==== Data entries ====

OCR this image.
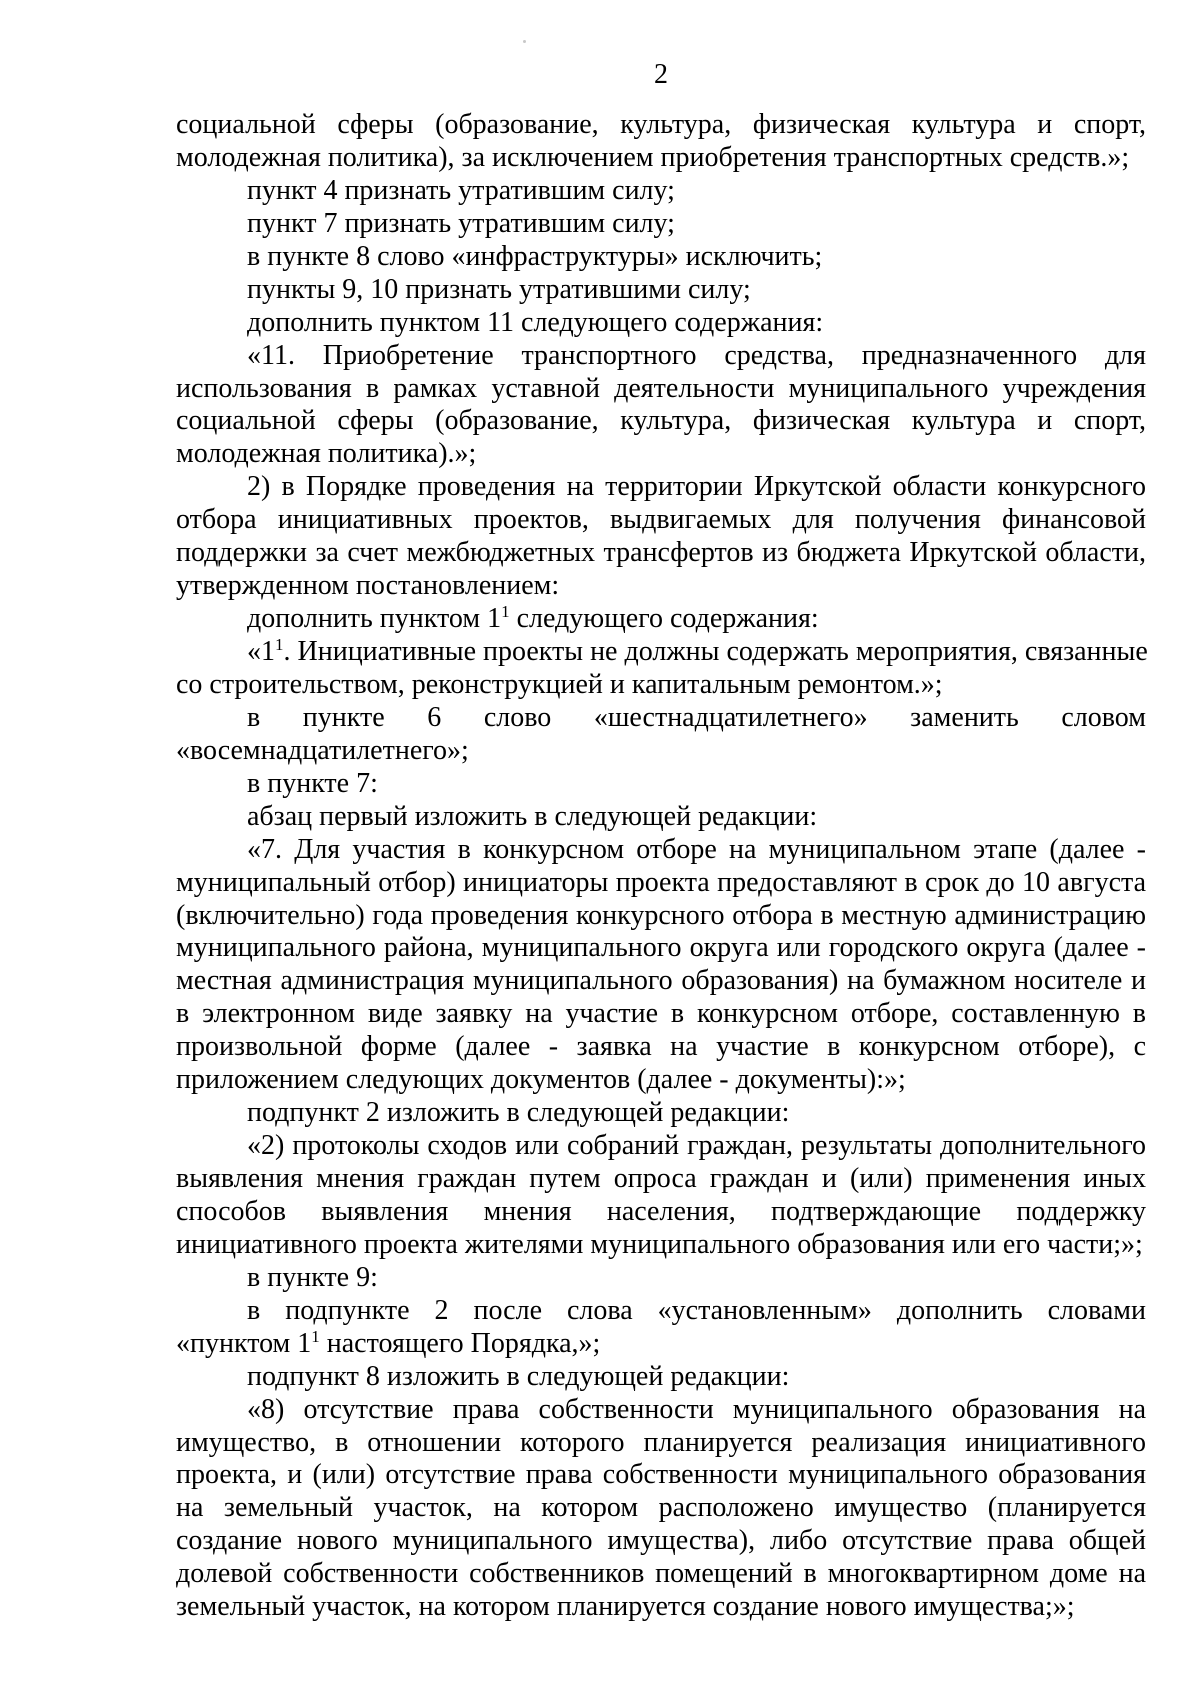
2
социальной сферы (образование, культура, физическая культура и спорт,
молодежная политика), за исключением приобретения транспортных средств.»;
пункт 4 признать утратившим силу;
пункт 7 признать утратившим силу;
в пункте 8 слово «инфраструктуры» исключить;
пункты 9, 10 признать утратившими силу;
дополнить пунктом 11 следующего содержания:
«11. Приобретение транспортного средства, предназначенного для
использования в рамках уставной деятельности муниципального учреждения
социальной сферы (образование, культура, физическая культура и спорт,
молодежная политика).»;
2) в Порядке проведения на территории Иркутской области конкурсного
отбора инициативных проектов, выдвигаемых для получения финансовой
поддержки за счет межбюджетных трансфертов из бюджета Иркутской области,
утвержденном постановлением:
дополнить пунктом $1^1$ следующего содержания:
«$1^1$. Инициативные проекты не должны содержать мероприятия, связанные
со строительством, реконструкцией и капитальным ремонтом.»;
в пункте 6 слово «шестнадцатилетнего» заменить словом
«восемнадцатилетнего»;
в пункте 7:
абзац первый изложить в следующей редакции:
«7. Для участия в конкурсном отборе на муниципальном этапе (далее -
муниципальный отбор) инициаторы проекта предоставляют в срок до 10 августа
(включительно) года проведения конкурсного отбора в местную администрацию
муниципального района, муниципального округа или городского округа (далее -
местная администрация муниципального образования) на бумажном носителе и
в электронном виде заявку на участие в конкурсном отборе, составленную в
произвольной форме (далее - заявка на участие в конкурсном отборе), с
приложением следующих документов (далее - документы):»;
подпункт 2 изложить в следующей редакции:
«2) протоколы сходов или собраний граждан, результаты дополнительного
выявления мнения граждан путем опроса граждан и (или) применения иных
способов выявления мнения населения, подтверждающие поддержку
инициативного проекта жителями муниципального образования или его части;»;
в пункте 9:
в подпункте 2 после слова «установленным» дополнить словами
«пунктом $1^1$ настоящего Порядка,»;
подпункт 8 изложить в следующей редакции:
«8) отсутствие права собственности муниципального образования на
имущество, в отношении которого планируется реализация инициативного
проекта, и (или) отсутствие права собственности муниципального образования
на земельный участок, на котором расположено имущество (планируется
создание нового муниципального имущества), либо отсутствие права общей
долевой собственности собственников помещений в многоквартирном доме на
земельный участок, на котором планируется создание нового имущества;»;
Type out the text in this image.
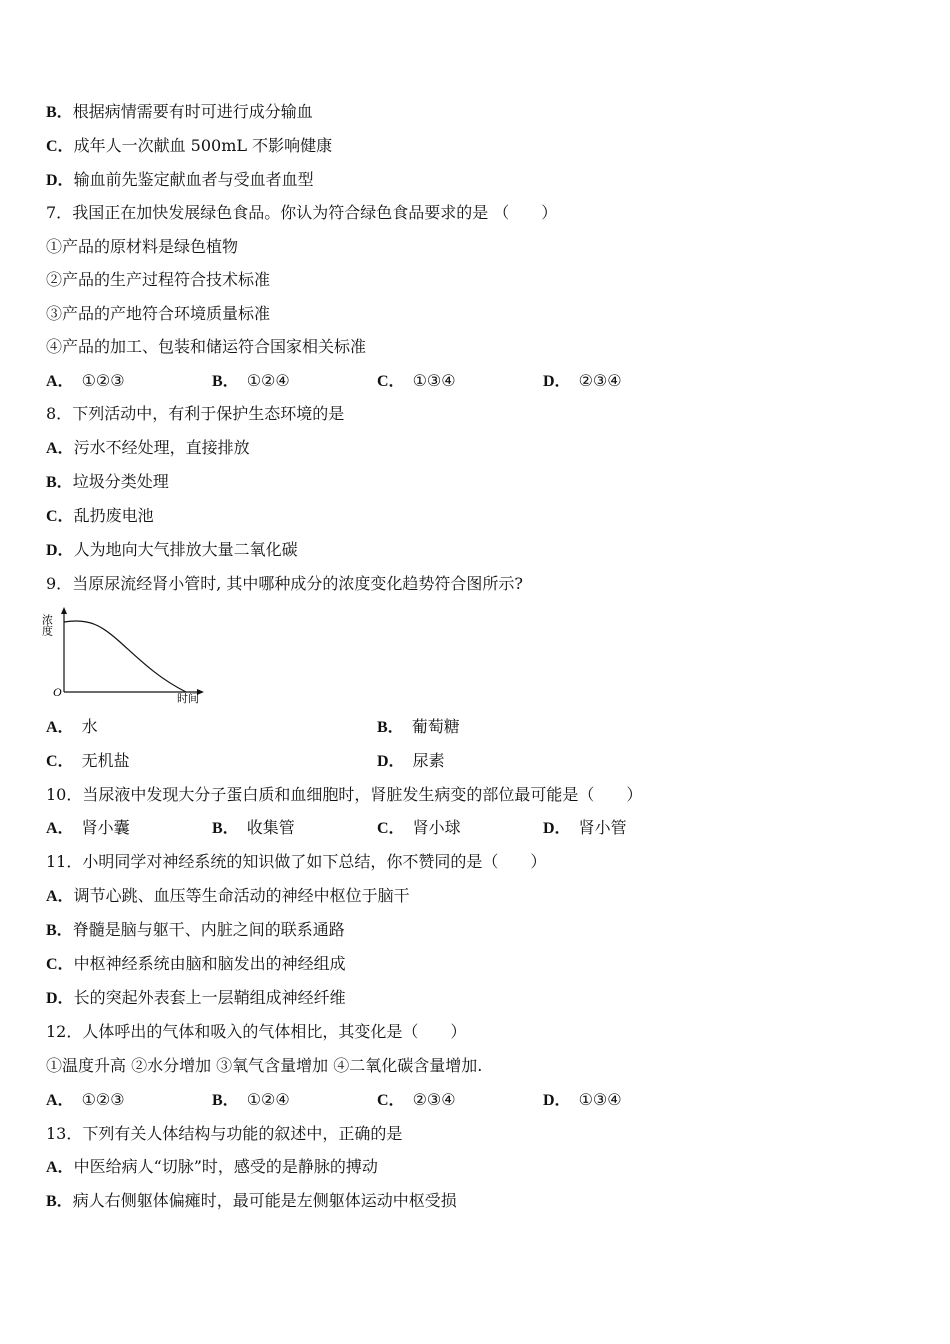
B．根据病情需要有时可进行成分输血
C．成年人一次献血 500mL 不影响健康
D．输血前先鉴定献血者与受血者血型
7．我国正在加快发展绿色食品。你认为符合绿色食品要求的是 （　　）
①产品的原材料是绿色植物
②产品的生产过程符合技术标准
③产品的产地符合环境质量标准
④产品的加工、包装和储运符合国家相关标准
A． ①②③	B． ①②④	C． ①③④	D． ②③④
8．下列活动中，有利于保护生态环境的是
A．污水不经处理，直接排放
B．垃圾分类处理
C．乱扔废电池
D．人为地向大气排放大量二氧化碳
9．当原尿流经肾小管时, 其中哪种成分的浓度变化趋势符合图所示?
浓度
O	时间
A． 水	B． 葡萄糖
C． 无机盐	D． 尿素
10．当尿液中发现大分子蛋白质和血细胞时，肾脏发生病变的部位最可能是（　　）
A． 肾小囊	B． 收集管	C． 肾小球	D． 肾小管
11．小明同学对神经系统的知识做了如下总结，你不赞同的是（　　）
A．调节心跳、血压等生命活动的神经中枢位于脑干
B．脊髓是脑与躯干、内脏之间的联系通路
C．中枢神经系统由脑和脑发出的神经组成
D．长的突起外表套上一层鞘组成神经纤维
12．人体呼出的气体和吸入的气体相比，其变化是（　　）
①温度升高 ②水分增加 ③氧气含量增加 ④二氧化碳含量增加.
A． ①②③	B． ①②④	C． ②③④	D． ①③④
13．下列有关人体结构与功能的叙述中，正确的是
A．中医给病人“切脉”时，感受的是静脉的搏动
B．病人右侧躯体偏瘫时，最可能是左侧躯体运动中枢受损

====

■ Your instructions
Output every entry verbatim. Pictures do not belong in the copy.

■ Result
OCR this image.
2
социальной сферы (образование, культура, физическая культура и спорт,
молодежная политика), за исключением приобретения транспортных средств.»;
пункт 4 признать утратившим силу;
пункт 7 признать утратившим силу;
в пункте 8 слово «инфраструктуры» исключить;
пункты 9, 10 признать утратившими силу;
дополнить пунктом 11 следующего содержания:
«11. Приобретение транспортного средства, предназначенного для
использования в рамках уставной деятельности муниципального учреждения
социальной сферы (образование, культура, физическая культура и спорт,
молодежная политика).»;
2) в Порядке проведения на территории Иркутской области конкурсного
отбора инициативных проектов, выдвигаемых для получения финансовой
поддержки за счет межбюджетных трансфертов из бюджета Иркутской области,
утвержденном постановлением:
дополнить пунктом $1^1$ следующего содержания:
«$1^1$. Инициативные проекты не должны содержать мероприятия, связанные
со строительством, реконструкцией и капитальным ремонтом.»;
в пункте 6 слово «шестнадцатилетнего» заменить словом
«восемнадцатилетнего»;
в пункте 7:
абзац первый изложить в следующей редакции:
«7. Для участия в конкурсном отборе на муниципальном этапе (далее -
муниципальный отбор) инициаторы проекта предоставляют в срок до 10 августа
(включительно) года проведения конкурсного отбора в местную администрацию
муниципального района, муниципального округа или городского округа (далее -
местная администрация муниципального образования) на бумажном носителе и
в электронном виде заявку на участие в конкурсном отборе, составленную в
произвольной форме (далее - заявка на участие в конкурсном отборе), с
приложением следующих документов (далее - документы):»;
подпункт 2 изложить в следующей редакции:
«2) протоколы сходов или собраний граждан, результаты дополнительного
выявления мнения граждан путем опроса граждан и (или) применения иных
способов выявления мнения населения, подтверждающие поддержку
инициативного проекта жителями муниципального образования или его части;»;
в пункте 9:
в подпункте 2 после слова «установленным» дополнить словами
«пунктом $1^1$ настоящего Порядка,»;
подпункт 8 изложить в следующей редакции:
«8) отсутствие права собственности муниципального образования на
имущество, в отношении которого планируется реализация инициативного
проекта, и (или) отсутствие права собственности муниципального образования
на земельный участок, на котором расположено имущество (планируется
создание нового муниципального имущества), либо отсутствие права общей
долевой собственности собственников помещений в многоквартирном доме на
земельный участок, на котором планируется создание нового имущества;»;
Type out the text in this image.
B．根据病情需要有时可进行成分输血
C．成年人一次献血 500mL 不影响健康
D．输血前先鉴定献血者与受血者血型
7．我国正在加快发展绿色食品。你认为符合绿色食品要求的是 （　　）
①产品的原材料是绿色植物
②产品的生产过程符合技术标准
③产品的产地符合环境质量标准
④产品的加工、包装和储运符合国家相关标准
A． ①②③	B． ①②④	C． ①③④	D． ②③④
8．下列活动中，有利于保护生态环境的是
A．污水不经处理，直接排放
B．垃圾分类处理
C．乱扔废电池
D．人为地向大气排放大量二氧化碳
9．当原尿流经肾小管时, 其中哪种成分的浓度变化趋势符合图所示?
浓度
O	时间
A． 水	B． 葡萄糖
C． 无机盐	D． 尿素
10．当尿液中发现大分子蛋白质和血细胞时，肾脏发生病变的部位最可能是（　　）
A． 肾小囊	B． 收集管	C． 肾小球	D． 肾小管
11．小明同学对神经系统的知识做了如下总结，你不赞同的是（　　）
A．调节心跳、血压等生命活动的神经中枢位于脑干
B．脊髓是脑与躯干、内脏之间的联系通路
C．中枢神经系统由脑和脑发出的神经组成
D．长的突起外表套上一层鞘组成神经纤维
12．人体呼出的气体和吸入的气体相比，其变化是（　　）
①温度升高 ②水分增加 ③氧气含量增加 ④二氧化碳含量增加.
A． ①②③	B． ①②④	C． ②③④	D． ①③④
13．下列有关人体结构与功能的叙述中，正确的是
A．中医给病人“切脉”时，感受的是静脉的搏动
B．病人右侧躯体偏瘫时，最可能是左侧躯体运动中枢受损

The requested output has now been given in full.